Exercise goal → Collect all lines below with the string "verified".

Data shown →

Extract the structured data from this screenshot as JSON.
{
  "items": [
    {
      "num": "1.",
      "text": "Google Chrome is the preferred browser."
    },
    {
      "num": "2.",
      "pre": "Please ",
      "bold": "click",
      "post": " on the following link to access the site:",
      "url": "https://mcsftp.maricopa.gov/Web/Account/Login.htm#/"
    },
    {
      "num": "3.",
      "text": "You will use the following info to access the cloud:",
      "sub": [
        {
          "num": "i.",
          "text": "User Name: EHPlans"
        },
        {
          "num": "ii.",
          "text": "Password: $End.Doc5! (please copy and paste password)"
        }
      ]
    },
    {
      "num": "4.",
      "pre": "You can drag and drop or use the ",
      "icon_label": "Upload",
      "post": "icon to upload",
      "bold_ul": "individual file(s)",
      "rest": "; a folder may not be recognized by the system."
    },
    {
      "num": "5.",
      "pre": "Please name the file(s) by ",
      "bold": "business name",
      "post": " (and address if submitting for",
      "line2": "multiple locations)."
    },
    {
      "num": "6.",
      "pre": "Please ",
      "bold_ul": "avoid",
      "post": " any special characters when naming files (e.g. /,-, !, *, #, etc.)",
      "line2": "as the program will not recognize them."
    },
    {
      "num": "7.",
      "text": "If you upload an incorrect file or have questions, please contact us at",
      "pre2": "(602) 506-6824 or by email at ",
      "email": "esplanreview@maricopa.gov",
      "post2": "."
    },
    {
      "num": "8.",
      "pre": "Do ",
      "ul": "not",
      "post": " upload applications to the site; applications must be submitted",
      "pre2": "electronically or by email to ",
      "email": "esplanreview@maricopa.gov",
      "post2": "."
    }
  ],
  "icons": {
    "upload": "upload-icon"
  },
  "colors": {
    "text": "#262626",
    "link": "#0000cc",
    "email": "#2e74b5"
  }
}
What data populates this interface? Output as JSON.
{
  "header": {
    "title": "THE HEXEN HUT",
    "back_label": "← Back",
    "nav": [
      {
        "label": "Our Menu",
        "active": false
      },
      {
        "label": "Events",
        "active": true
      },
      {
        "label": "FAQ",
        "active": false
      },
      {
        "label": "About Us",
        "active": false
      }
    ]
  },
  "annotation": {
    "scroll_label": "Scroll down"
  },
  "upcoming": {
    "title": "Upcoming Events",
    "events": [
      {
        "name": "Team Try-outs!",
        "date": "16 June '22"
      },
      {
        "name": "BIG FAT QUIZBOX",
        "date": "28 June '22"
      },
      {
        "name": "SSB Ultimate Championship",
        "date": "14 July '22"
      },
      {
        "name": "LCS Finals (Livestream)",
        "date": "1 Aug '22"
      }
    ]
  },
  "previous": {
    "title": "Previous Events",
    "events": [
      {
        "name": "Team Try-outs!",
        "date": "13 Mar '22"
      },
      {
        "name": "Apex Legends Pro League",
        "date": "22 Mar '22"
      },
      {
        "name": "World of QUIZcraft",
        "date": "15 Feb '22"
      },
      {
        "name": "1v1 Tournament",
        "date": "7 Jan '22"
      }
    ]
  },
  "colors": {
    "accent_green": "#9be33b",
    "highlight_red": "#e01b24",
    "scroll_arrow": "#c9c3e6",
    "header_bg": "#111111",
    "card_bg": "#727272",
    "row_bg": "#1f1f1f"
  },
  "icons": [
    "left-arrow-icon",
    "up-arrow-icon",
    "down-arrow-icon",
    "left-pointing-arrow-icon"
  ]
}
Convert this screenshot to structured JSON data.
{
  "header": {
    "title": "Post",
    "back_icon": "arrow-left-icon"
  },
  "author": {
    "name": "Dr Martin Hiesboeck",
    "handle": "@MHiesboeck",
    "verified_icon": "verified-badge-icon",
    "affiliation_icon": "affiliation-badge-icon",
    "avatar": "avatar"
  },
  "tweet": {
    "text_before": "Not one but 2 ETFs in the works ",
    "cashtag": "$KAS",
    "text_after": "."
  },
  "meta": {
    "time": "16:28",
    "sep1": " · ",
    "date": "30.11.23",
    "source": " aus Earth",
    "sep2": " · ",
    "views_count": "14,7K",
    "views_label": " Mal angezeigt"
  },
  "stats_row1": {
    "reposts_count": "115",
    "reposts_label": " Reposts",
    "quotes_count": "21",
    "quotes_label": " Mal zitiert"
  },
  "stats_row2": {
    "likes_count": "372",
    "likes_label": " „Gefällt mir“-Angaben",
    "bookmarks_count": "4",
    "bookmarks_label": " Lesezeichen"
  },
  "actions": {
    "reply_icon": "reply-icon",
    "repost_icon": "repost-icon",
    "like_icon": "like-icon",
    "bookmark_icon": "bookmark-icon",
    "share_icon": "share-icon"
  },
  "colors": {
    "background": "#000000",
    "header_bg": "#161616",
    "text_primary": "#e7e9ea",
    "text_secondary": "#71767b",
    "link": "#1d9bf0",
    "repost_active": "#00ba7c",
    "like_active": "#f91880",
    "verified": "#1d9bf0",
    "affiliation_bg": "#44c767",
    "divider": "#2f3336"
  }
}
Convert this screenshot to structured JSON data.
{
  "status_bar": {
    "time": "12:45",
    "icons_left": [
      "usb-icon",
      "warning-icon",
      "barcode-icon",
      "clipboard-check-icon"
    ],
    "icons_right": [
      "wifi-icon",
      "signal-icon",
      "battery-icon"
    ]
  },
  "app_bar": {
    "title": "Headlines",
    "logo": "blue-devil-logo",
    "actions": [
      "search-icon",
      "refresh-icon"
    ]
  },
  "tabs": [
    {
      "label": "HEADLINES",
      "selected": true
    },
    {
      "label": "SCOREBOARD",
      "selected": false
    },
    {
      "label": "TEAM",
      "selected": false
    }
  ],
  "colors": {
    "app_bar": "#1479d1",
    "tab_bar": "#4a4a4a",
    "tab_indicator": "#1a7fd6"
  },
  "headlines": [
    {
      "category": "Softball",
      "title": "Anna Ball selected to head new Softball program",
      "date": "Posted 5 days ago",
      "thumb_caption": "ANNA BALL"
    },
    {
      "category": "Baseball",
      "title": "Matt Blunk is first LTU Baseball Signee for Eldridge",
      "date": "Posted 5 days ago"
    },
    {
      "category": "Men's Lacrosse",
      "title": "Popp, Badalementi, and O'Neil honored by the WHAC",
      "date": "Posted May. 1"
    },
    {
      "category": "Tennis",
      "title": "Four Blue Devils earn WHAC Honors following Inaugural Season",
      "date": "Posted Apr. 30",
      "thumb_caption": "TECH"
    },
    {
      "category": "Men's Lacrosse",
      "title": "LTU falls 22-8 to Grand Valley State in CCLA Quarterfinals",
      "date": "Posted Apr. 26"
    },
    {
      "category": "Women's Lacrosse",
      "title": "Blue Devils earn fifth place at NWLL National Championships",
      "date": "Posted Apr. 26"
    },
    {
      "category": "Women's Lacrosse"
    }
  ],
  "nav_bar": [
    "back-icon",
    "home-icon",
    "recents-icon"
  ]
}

Result for this exercise →
    "verified_icon": "verified-badge-icon",
    "verified": "#1d9bf0",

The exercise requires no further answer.